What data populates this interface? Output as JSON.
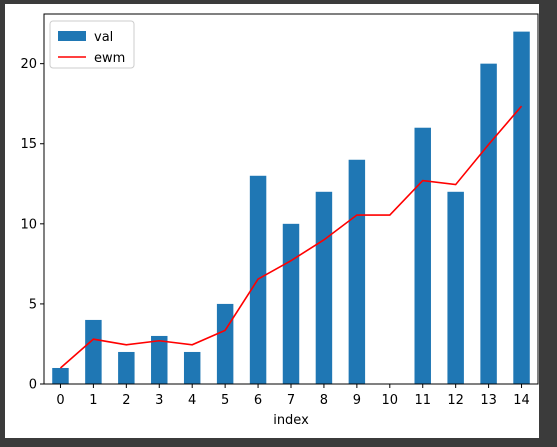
{
  "chart_data": {
    "type": "bar",
    "xlabel": "index",
    "ylabel": "",
    "title": "",
    "categories": [
      "0",
      "1",
      "2",
      "3",
      "4",
      "5",
      "6",
      "7",
      "8",
      "9",
      "10",
      "11",
      "12",
      "13",
      "14"
    ],
    "series": [
      {
        "name": "val",
        "type": "bar",
        "color": "#1f77b4",
        "values": [
          1,
          4,
          2,
          3,
          2,
          5,
          13,
          10,
          12,
          14,
          0,
          16,
          12,
          20,
          22
        ]
      },
      {
        "name": "ewm",
        "type": "line",
        "color": "#ff0000",
        "values": [
          1.0,
          2.8,
          2.45,
          2.7,
          2.45,
          3.35,
          6.55,
          7.7,
          9.0,
          10.55,
          10.55,
          12.7,
          12.45,
          14.95,
          17.35
        ]
      }
    ],
    "ylim": [
      0,
      23.1
    ],
    "yticks": [
      0,
      5,
      10,
      15,
      20
    ],
    "legend": {
      "position": "top-left"
    },
    "grid": false
  }
}
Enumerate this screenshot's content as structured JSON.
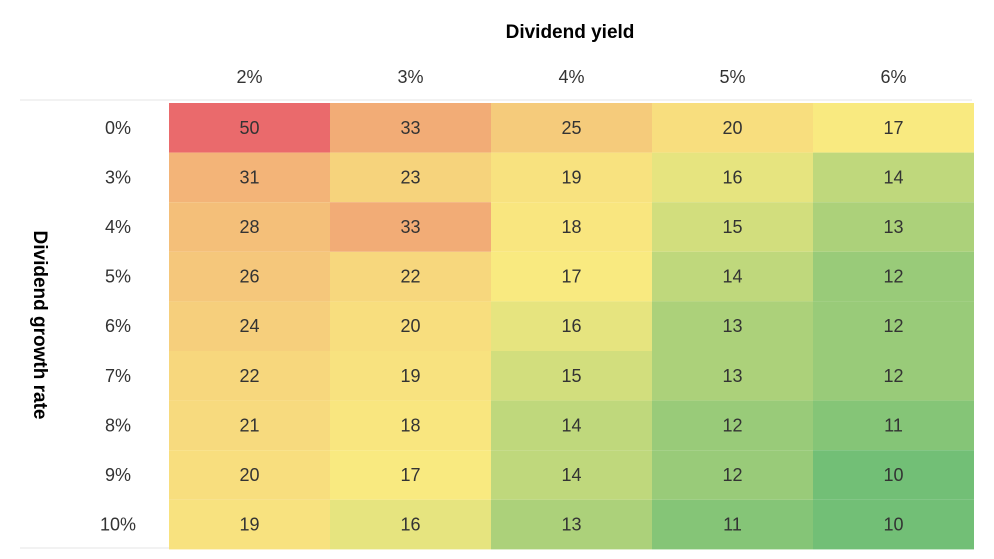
{
  "chart_data": {
    "type": "heatmap",
    "title": "",
    "xlabel": "Dividend yield",
    "ylabel": "Dividend growth rate",
    "x": [
      "2%",
      "3%",
      "4%",
      "5%",
      "6%"
    ],
    "y": [
      "0%",
      "3%",
      "4%",
      "5%",
      "6%",
      "7%",
      "8%",
      "9%",
      "10%"
    ],
    "values": [
      [
        50,
        33,
        25,
        20,
        17
      ],
      [
        31,
        23,
        19,
        16,
        14
      ],
      [
        28,
        33,
        18,
        15,
        13
      ],
      [
        26,
        22,
        17,
        14,
        12
      ],
      [
        24,
        20,
        16,
        13,
        12
      ],
      [
        22,
        19,
        15,
        13,
        12
      ],
      [
        21,
        18,
        14,
        12,
        11
      ],
      [
        20,
        17,
        14,
        12,
        10
      ],
      [
        19,
        16,
        13,
        11,
        10
      ]
    ],
    "color_scale": {
      "low": "#72bf76",
      "mid": "#f9ea80",
      "high": "#ea6a6c"
    },
    "legend": "none",
    "grid": false
  }
}
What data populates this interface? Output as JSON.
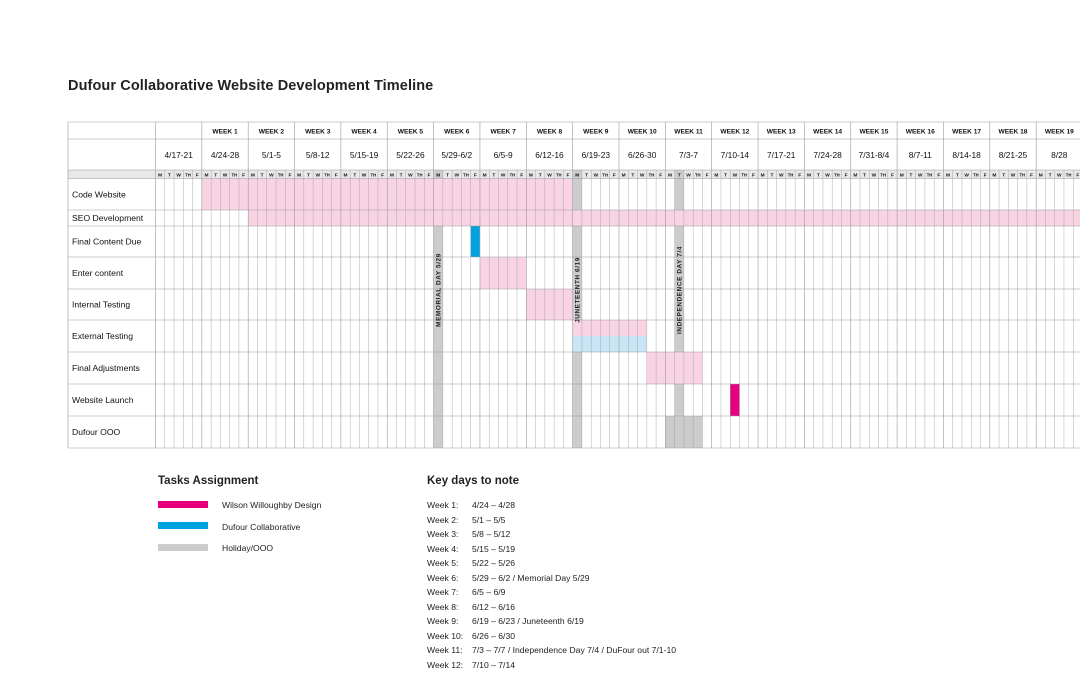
{
  "title": "Dufour Collaborative Website Development Timeline",
  "colors": {
    "wilson": "#e6007e",
    "wilson_light": "#f8d3e4",
    "dufour": "#00a3e0",
    "dufour_light": "#c7e5f5",
    "holiday": "#cccccc",
    "grid": "#9a9a9a",
    "header_band": "#e8e8e8"
  },
  "chart_data": {
    "type": "gantt",
    "title": "Dufour Collaborative Website Development Timeline",
    "week_labels": [
      "",
      "WEEK 1",
      "WEEK 2",
      "WEEK 3",
      "WEEK 4",
      "WEEK 5",
      "WEEK 6",
      "WEEK 7",
      "WEEK 8",
      "WEEK 9",
      "WEEK 10",
      "WEEK 11",
      "WEEK 12",
      "WEEK 13",
      "WEEK 14",
      "WEEK 15",
      "WEEK 16",
      "WEEK 17",
      "WEEK 18",
      "WEEK 19"
    ],
    "date_ranges": [
      "4/17-21",
      "4/24-28",
      "5/1-5",
      "5/8-12",
      "5/15-19",
      "5/22-26",
      "5/29-6/2",
      "6/5-9",
      "6/12-16",
      "6/19-23",
      "6/26-30",
      "7/3-7",
      "7/10-14",
      "7/17-21",
      "7/24-28",
      "7/31-8/4",
      "8/7-11",
      "8/14-18",
      "8/21-25",
      "8/28"
    ],
    "day_labels": [
      "M",
      "T",
      "W",
      "TH",
      "F"
    ],
    "tasks": [
      "Code Website",
      "SEO Development",
      "Final Content Due",
      "Enter content",
      "Internal Testing",
      "External Testing",
      "Final Adjustments",
      "Website Launch",
      "Dufour OOO"
    ],
    "bars": [
      {
        "task": 0,
        "start_day": 5,
        "end_day": 45,
        "owner": "wilson",
        "shade": "light",
        "lane": "full"
      },
      {
        "task": 1,
        "start_day": 10,
        "end_day": 100,
        "owner": "wilson",
        "shade": "light",
        "lane": "full"
      },
      {
        "task": 2,
        "start_day": 34,
        "end_day": 35,
        "owner": "dufour",
        "shade": "dark",
        "lane": "full"
      },
      {
        "task": 3,
        "start_day": 35,
        "end_day": 40,
        "owner": "wilson",
        "shade": "light",
        "lane": "full"
      },
      {
        "task": 4,
        "start_day": 40,
        "end_day": 45,
        "owner": "wilson",
        "shade": "light",
        "lane": "full"
      },
      {
        "task": 5,
        "start_day": 45,
        "end_day": 53,
        "owner": "wilson",
        "shade": "light",
        "lane": "top"
      },
      {
        "task": 5,
        "start_day": 45,
        "end_day": 53,
        "owner": "dufour",
        "shade": "light",
        "lane": "bottom"
      },
      {
        "task": 6,
        "start_day": 53,
        "end_day": 59,
        "owner": "wilson",
        "shade": "light",
        "lane": "full"
      },
      {
        "task": 7,
        "start_day": 62,
        "end_day": 63,
        "owner": "wilson",
        "shade": "dark",
        "lane": "full"
      },
      {
        "task": 8,
        "start_day": 55,
        "end_day": 59,
        "owner": "holiday",
        "shade": "dark",
        "lane": "full"
      }
    ],
    "holidays": [
      {
        "day": 30,
        "label": "MEMORIAL DAY  5/29"
      },
      {
        "day": 45,
        "label": "JUNETEENTH  6/19"
      },
      {
        "day": 56,
        "label": "INDEPENDENCE DAY  7/4"
      }
    ]
  },
  "legend": {
    "title": "Tasks Assignment",
    "items": [
      {
        "label": "Wilson Willoughby Design",
        "color": "#e6007e"
      },
      {
        "label": "Dufour Collaborative",
        "color": "#00a3e0"
      },
      {
        "label": "Holiday/OOO",
        "color": "#cccccc"
      }
    ]
  },
  "key_days": {
    "title": "Key days to note",
    "items": [
      {
        "week": "Week 1:",
        "text": "4/24 – 4/28"
      },
      {
        "week": "Week 2:",
        "text": "5/1 – 5/5"
      },
      {
        "week": "Week 3:",
        "text": "5/8 – 5/12"
      },
      {
        "week": "Week 4:",
        "text": "5/15 – 5/19"
      },
      {
        "week": "Week 5:",
        "text": "5/22 – 5/26"
      },
      {
        "week": "Week 6:",
        "text": "5/29 – 6/2 / Memorial Day 5/29"
      },
      {
        "week": "Week 7:",
        "text": "6/5 – 6/9"
      },
      {
        "week": "Week 8:",
        "text": "6/12 – 6/16"
      },
      {
        "week": "Week 9:",
        "text": "6/19 – 6/23 / Juneteenth 6/19"
      },
      {
        "week": "Week 10:",
        "text": "6/26 – 6/30"
      },
      {
        "week": "Week 11:",
        "text": "7/3 – 7/7 / Independence Day 7/4 / DuFour out 7/1-10"
      },
      {
        "week": "Week 12:",
        "text": "7/10 – 7/14"
      }
    ]
  }
}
• • • •
TASK GOAL
Quote the material exactly. Pictures stay out.

COMPLETED EXERCISE
What data populates this interface? Output as JSON.
{
  "chart_data": {
    "type": "bar",
    "xlabel": "index",
    "ylabel": "",
    "title": "",
    "categories": [
      "0",
      "1",
      "2",
      "3",
      "4",
      "5",
      "6",
      "7",
      "8",
      "9",
      "10",
      "11",
      "12",
      "13",
      "14"
    ],
    "series": [
      {
        "name": "val",
        "type": "bar",
        "color": "#1f77b4",
        "values": [
          1,
          4,
          2,
          3,
          2,
          5,
          13,
          10,
          12,
          14,
          0,
          16,
          12,
          20,
          22
        ]
      },
      {
        "name": "ewm",
        "type": "line",
        "color": "#ff0000",
        "values": [
          1.0,
          2.8,
          2.45,
          2.7,
          2.45,
          3.35,
          6.55,
          7.7,
          9.0,
          10.55,
          10.55,
          12.7,
          12.45,
          14.95,
          17.35
        ]
      }
    ],
    "ylim": [
      0,
      23.1
    ],
    "yticks": [
      0,
      5,
      10,
      15,
      20
    ],
    "legend": {
      "position": "top-left"
    },
    "grid": false
  }
}
Enumerate this screenshot's content as structured JSON.
{
  "chart_data": {
    "type": "heatmap",
    "title": "",
    "xlabel": "Dividend yield",
    "ylabel": "Dividend growth rate",
    "x": [
      "2%",
      "3%",
      "4%",
      "5%",
      "6%"
    ],
    "y": [
      "0%",
      "3%",
      "4%",
      "5%",
      "6%",
      "7%",
      "8%",
      "9%",
      "10%"
    ],
    "values": [
      [
        50,
        33,
        25,
        20,
        17
      ],
      [
        31,
        23,
        19,
        16,
        14
      ],
      [
        28,
        33,
        18,
        15,
        13
      ],
      [
        26,
        22,
        17,
        14,
        12
      ],
      [
        24,
        20,
        16,
        13,
        12
      ],
      [
        22,
        19,
        15,
        13,
        12
      ],
      [
        21,
        18,
        14,
        12,
        11
      ],
      [
        20,
        17,
        14,
        12,
        10
      ],
      [
        19,
        16,
        13,
        11,
        10
      ]
    ],
    "color_scale": {
      "low": "#72bf76",
      "mid": "#f9ea80",
      "high": "#ea6a6c"
    },
    "legend": "none",
    "grid": false
  }
}
What data populates this interface? Output as JSON.
{
  "title": "Dufour Collaborative Website Development Timeline",
  "colors": {
    "wilson": "#e6007e",
    "wilson_light": "#f8d3e4",
    "dufour": "#00a3e0",
    "dufour_light": "#c7e5f5",
    "holiday": "#cccccc",
    "grid": "#9a9a9a",
    "header_band": "#e8e8e8"
  },
  "chart_data": {
    "type": "gantt",
    "title": "Dufour Collaborative Website Development Timeline",
    "week_labels": [
      "",
      "WEEK 1",
      "WEEK 2",
      "WEEK 3",
      "WEEK 4",
      "WEEK 5",
      "WEEK 6",
      "WEEK 7",
      "WEEK 8",
      "WEEK 9",
      "WEEK 10",
      "WEEK 11",
      "WEEK 12",
      "WEEK 13",
      "WEEK 14",
      "WEEK 15",
      "WEEK 16",
      "WEEK 17",
      "WEEK 18",
      "WEEK 19"
    ],
    "date_ranges": [
      "4/17-21",
      "4/24-28",
      "5/1-5",
      "5/8-12",
      "5/15-19",
      "5/22-26",
      "5/29-6/2",
      "6/5-9",
      "6/12-16",
      "6/19-23",
      "6/26-30",
      "7/3-7",
      "7/10-14",
      "7/17-21",
      "7/24-28",
      "7/31-8/4",
      "8/7-11",
      "8/14-18",
      "8/21-25",
      "8/28"
    ],
    "day_labels": [
      "M",
      "T",
      "W",
      "TH",
      "F"
    ],
    "tasks": [
      "Code Website",
      "SEO Development",
      "Final Content Due",
      "Enter content",
      "Internal Testing",
      "External Testing",
      "Final Adjustments",
      "Website Launch",
      "Dufour OOO"
    ],
    "bars": [
      {
        "task": 0,
        "start_day": 5,
        "end_day": 45,
        "owner": "wilson",
        "shade": "light",
        "lane": "full"
      },
      {
        "task": 1,
        "start_day": 10,
        "end_day": 100,
        "owner": "wilson",
        "shade": "light",
        "lane": "full"
      },
      {
        "task": 2,
        "start_day": 34,
        "end_day": 35,
        "owner": "dufour",
        "shade": "dark",
        "lane": "full"
      },
      {
        "task": 3,
        "start_day": 35,
        "end_day": 40,
        "owner": "wilson",
        "shade": "light",
        "lane": "full"
      },
      {
        "task": 4,
        "start_day": 40,
        "end_day": 45,
        "owner": "wilson",
        "shade": "light",
        "lane": "full"
      },
      {
        "task": 5,
        "start_day": 45,
        "end_day": 53,
        "owner": "wilson",
        "shade": "light",
        "lane": "top"
      },
      {
        "task": 5,
        "start_day": 45,
        "end_day": 53,
        "owner": "dufour",
        "shade": "light",
        "lane": "bottom"
      },
      {
        "task": 6,
        "start_day": 53,
        "end_day": 59,
        "owner": "wilson",
        "shade": "light",
        "lane": "full"
      },
      {
        "task": 7,
        "start_day": 62,
        "end_day": 63,
        "owner": "wilson",
        "shade": "dark",
        "lane": "full"
      },
      {
        "task": 8,
        "start_day": 55,
        "end_day": 59,
        "owner": "holiday",
        "shade": "dark",
        "lane": "full"
      }
    ],
    "holidays": [
      {
        "day": 30,
        "label": "MEMORIAL DAY  5/29"
      },
      {
        "day": 45,
        "label": "JUNETEENTH  6/19"
      },
      {
        "day": 56,
        "label": "INDEPENDENCE DAY  7/4"
      }
    ]
  },
  "legend": {
    "title": "Tasks Assignment",
    "items": [
      {
        "label": "Wilson Willoughby Design",
        "color": "#e6007e"
      },
      {
        "label": "Dufour Collaborative",
        "color": "#00a3e0"
      },
      {
        "label": "Holiday/OOO",
        "color": "#cccccc"
      }
    ]
  },
  "key_days": {
    "title": "Key days to note",
    "items": [
      {
        "week": "Week 1:",
        "text": "4/24 – 4/28"
      },
      {
        "week": "Week 2:",
        "text": "5/1 – 5/5"
      },
      {
        "week": "Week 3:",
        "text": "5/8 – 5/12"
      },
      {
        "week": "Week 4:",
        "text": "5/15 – 5/19"
      },
      {
        "week": "Week 5:",
        "text": "5/22 – 5/26"
      },
      {
        "week": "Week 6:",
        "text": "5/29 – 6/2 / Memorial Day 5/29"
      },
      {
        "week": "Week 7:",
        "text": "6/5 – 6/9"
      },
      {
        "week": "Week 8:",
        "text": "6/12 – 6/16"
      },
      {
        "week": "Week 9:",
        "text": "6/19 – 6/23 / Juneteenth 6/19"
      },
      {
        "week": "Week 10:",
        "text": "6/26 – 6/30"
      },
      {
        "week": "Week 11:",
        "text": "7/3 – 7/7 / Independence Day 7/4 / DuFour out 7/1-10"
      },
      {
        "week": "Week 12:",
        "text": "7/10 – 7/14"
      }
    ]
  }
}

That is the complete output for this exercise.